>> BEGIN DATASET

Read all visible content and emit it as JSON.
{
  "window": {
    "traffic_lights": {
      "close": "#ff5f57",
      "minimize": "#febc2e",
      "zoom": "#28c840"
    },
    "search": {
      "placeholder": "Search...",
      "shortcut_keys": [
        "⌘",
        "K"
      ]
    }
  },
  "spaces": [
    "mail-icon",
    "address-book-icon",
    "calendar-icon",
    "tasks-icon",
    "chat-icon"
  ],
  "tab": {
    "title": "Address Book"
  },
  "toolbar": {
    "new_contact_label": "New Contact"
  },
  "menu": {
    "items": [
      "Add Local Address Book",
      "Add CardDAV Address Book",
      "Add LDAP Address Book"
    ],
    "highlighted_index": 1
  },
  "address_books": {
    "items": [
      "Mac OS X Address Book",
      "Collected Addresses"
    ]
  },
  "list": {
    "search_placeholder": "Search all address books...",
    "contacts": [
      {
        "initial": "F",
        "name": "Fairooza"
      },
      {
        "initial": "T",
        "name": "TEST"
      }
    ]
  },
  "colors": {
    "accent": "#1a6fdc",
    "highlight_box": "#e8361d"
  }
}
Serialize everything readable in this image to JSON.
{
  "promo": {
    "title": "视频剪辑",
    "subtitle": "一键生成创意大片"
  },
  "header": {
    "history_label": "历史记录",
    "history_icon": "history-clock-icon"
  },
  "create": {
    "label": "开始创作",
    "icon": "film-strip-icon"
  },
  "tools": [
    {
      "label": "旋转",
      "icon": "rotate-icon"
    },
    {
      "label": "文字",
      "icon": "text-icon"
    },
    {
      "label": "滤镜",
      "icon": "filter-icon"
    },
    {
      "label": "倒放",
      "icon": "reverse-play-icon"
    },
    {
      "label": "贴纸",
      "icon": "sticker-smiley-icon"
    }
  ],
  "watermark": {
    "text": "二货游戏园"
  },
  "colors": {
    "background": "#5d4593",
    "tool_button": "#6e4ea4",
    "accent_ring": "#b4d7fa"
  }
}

>> END DATASET

● **EXERCISE AIM**
Give a word-for-word copy of the records.

● **EXPECTED ANSWER**
Read all visible content and emit it as JSON.
{
  "window": {
    "traffic_lights": {
      "close": "#ff5f57",
      "minimize": "#febc2e",
      "zoom": "#28c840"
    },
    "search": {
      "placeholder": "Search...",
      "shortcut_keys": [
        "⌘",
        "K"
      ]
    }
  },
  "spaces": [
    "mail-icon",
    "address-book-icon",
    "calendar-icon",
    "tasks-icon",
    "chat-icon"
  ],
  "tab": {
    "title": "Address Book"
  },
  "toolbar": {
    "new_contact_label": "New Contact"
  },
  "menu": {
    "items": [
      "Add Local Address Book",
      "Add CardDAV Address Book",
      "Add LDAP Address Book"
    ],
    "highlighted_index": 1
  },
  "address_books": {
    "items": [
      "Mac OS X Address Book",
      "Collected Addresses"
    ]
  },
  "list": {
    "search_placeholder": "Search all address books...",
    "contacts": [
      {
        "initial": "F",
        "name": "Fairooza"
      },
      {
        "initial": "T",
        "name": "TEST"
      }
    ]
  },
  "colors": {
    "accent": "#1a6fdc",
    "highlight_box": "#e8361d"
  }
}
Serialize everything readable in this image to JSON.
{
  "promo": {
    "title": "视频剪辑",
    "subtitle": "一键生成创意大片"
  },
  "header": {
    "history_label": "历史记录",
    "history_icon": "history-clock-icon"
  },
  "create": {
    "label": "开始创作",
    "icon": "film-strip-icon"
  },
  "tools": [
    {
      "label": "旋转",
      "icon": "rotate-icon"
    },
    {
      "label": "文字",
      "icon": "text-icon"
    },
    {
      "label": "滤镜",
      "icon": "filter-icon"
    },
    {
      "label": "倒放",
      "icon": "reverse-play-icon"
    },
    {
      "label": "贴纸",
      "icon": "sticker-smiley-icon"
    }
  ],
  "watermark": {
    "text": "二货游戏园"
  },
  "colors": {
    "background": "#5d4593",
    "tool_button": "#6e4ea4",
    "accent_ring": "#b4d7fa"
  }
}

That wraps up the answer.